EXERCISE DETAILS: From the entries below, copy every line holding the word "Latest".

ENTRIES SUPPLIED:

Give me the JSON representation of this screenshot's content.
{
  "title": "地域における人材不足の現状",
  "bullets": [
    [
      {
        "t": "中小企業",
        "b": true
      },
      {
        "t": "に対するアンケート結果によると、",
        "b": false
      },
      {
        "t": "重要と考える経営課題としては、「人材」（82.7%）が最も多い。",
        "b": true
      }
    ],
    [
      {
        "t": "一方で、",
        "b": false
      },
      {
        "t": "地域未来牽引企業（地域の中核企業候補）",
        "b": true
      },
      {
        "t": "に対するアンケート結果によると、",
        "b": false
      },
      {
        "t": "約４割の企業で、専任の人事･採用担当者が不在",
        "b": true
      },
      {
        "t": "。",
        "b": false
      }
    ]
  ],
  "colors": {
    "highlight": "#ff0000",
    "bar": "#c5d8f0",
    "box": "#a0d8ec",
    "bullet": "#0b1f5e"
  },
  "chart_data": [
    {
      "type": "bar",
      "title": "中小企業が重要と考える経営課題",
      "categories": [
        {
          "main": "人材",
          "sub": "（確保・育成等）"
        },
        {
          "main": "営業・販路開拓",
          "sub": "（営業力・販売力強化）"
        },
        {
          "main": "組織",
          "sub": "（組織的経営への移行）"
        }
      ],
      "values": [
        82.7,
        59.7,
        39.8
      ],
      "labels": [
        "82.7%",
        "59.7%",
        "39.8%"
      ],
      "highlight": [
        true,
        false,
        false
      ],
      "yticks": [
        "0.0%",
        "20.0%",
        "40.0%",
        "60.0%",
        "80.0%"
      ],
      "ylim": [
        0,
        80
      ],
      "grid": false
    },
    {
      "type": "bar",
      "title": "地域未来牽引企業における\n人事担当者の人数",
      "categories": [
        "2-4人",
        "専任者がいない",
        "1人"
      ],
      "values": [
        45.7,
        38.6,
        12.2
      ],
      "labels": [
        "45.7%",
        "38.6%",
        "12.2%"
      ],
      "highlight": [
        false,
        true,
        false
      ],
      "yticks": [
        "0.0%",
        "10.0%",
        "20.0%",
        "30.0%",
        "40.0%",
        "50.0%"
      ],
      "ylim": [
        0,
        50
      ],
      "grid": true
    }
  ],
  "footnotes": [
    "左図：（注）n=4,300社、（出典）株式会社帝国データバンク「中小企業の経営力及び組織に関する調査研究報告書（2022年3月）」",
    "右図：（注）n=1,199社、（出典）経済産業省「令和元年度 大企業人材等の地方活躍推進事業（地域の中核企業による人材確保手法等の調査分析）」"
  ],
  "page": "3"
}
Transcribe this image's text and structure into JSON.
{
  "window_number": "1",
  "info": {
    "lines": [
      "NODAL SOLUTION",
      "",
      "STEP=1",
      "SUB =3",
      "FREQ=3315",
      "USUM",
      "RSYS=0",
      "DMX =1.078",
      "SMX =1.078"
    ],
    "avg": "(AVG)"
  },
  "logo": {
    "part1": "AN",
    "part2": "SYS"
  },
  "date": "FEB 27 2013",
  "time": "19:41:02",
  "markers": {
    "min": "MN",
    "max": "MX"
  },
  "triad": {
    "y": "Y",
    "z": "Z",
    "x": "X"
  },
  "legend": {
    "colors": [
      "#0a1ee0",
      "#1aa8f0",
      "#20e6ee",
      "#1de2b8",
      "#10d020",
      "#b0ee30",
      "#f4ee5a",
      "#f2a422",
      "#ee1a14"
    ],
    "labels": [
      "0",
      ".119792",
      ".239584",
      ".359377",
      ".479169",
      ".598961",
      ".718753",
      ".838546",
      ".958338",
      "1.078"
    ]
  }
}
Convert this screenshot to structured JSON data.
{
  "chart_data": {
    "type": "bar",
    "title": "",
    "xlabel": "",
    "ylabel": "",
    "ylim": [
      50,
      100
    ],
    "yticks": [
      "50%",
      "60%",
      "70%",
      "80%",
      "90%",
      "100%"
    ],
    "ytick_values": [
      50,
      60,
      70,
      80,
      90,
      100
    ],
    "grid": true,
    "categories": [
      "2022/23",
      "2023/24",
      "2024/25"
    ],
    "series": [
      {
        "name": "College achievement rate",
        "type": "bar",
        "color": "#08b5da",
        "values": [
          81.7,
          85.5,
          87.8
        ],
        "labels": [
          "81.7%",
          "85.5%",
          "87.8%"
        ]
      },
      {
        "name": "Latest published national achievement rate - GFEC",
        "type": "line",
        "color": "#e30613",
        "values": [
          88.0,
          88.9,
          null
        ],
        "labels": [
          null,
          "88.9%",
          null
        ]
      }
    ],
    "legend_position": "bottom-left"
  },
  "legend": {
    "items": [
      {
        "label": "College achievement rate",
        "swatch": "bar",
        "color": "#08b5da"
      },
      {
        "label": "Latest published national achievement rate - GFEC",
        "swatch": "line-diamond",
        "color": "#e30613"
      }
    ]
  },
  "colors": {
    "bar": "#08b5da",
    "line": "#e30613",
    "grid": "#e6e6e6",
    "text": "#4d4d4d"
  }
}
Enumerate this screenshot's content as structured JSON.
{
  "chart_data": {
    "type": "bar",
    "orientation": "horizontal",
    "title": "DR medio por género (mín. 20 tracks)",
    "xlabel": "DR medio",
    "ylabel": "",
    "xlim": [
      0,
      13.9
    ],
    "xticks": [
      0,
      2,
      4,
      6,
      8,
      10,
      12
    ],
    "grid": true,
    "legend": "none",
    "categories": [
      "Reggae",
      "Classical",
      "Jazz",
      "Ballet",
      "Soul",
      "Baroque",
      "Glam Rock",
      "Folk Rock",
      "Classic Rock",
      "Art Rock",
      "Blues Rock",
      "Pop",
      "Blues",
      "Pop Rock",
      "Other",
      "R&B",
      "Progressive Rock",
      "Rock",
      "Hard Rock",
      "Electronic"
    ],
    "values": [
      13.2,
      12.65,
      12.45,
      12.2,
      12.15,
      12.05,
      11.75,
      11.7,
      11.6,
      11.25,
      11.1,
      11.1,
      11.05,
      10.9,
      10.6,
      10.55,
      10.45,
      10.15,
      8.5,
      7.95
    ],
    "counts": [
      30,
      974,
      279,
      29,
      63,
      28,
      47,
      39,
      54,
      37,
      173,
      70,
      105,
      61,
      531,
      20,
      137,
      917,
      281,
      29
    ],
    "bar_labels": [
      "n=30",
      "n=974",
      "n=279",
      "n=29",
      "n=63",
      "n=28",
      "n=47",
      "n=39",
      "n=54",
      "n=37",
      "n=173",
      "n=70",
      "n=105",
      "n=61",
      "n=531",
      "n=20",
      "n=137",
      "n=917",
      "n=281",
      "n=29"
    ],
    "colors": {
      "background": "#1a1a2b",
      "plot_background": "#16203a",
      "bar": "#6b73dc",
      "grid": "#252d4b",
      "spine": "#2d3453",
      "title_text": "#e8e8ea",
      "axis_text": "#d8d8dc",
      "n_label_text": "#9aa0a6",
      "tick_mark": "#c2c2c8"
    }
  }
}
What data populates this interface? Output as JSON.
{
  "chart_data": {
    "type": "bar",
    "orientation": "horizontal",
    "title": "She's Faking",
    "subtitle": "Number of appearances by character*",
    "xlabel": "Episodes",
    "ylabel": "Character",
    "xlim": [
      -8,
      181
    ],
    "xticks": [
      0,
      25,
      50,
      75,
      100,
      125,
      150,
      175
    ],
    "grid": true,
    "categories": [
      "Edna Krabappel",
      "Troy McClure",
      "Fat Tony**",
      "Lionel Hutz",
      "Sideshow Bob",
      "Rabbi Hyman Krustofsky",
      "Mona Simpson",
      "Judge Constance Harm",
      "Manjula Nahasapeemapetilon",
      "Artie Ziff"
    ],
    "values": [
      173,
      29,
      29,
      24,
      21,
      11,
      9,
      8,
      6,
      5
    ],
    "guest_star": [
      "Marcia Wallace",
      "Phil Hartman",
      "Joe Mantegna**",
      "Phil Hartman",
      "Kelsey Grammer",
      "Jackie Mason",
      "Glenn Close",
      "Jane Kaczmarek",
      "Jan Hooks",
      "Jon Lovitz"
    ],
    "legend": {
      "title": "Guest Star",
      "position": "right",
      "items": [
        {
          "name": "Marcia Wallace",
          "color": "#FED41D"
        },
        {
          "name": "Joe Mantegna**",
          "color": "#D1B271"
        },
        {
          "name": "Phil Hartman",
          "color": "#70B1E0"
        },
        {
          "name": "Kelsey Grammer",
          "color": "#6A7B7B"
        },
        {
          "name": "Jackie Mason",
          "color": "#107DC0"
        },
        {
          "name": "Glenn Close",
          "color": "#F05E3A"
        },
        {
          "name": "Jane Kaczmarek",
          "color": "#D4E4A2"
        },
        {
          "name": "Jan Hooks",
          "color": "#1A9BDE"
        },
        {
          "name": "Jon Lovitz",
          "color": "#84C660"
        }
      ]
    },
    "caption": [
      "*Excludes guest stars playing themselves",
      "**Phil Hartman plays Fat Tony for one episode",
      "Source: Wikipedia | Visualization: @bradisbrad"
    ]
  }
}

SOLVED PROBLEM:
        "name": "Latest published national achievement rate - GFEC",
        "label": "Latest published national achievement rate - GFEC",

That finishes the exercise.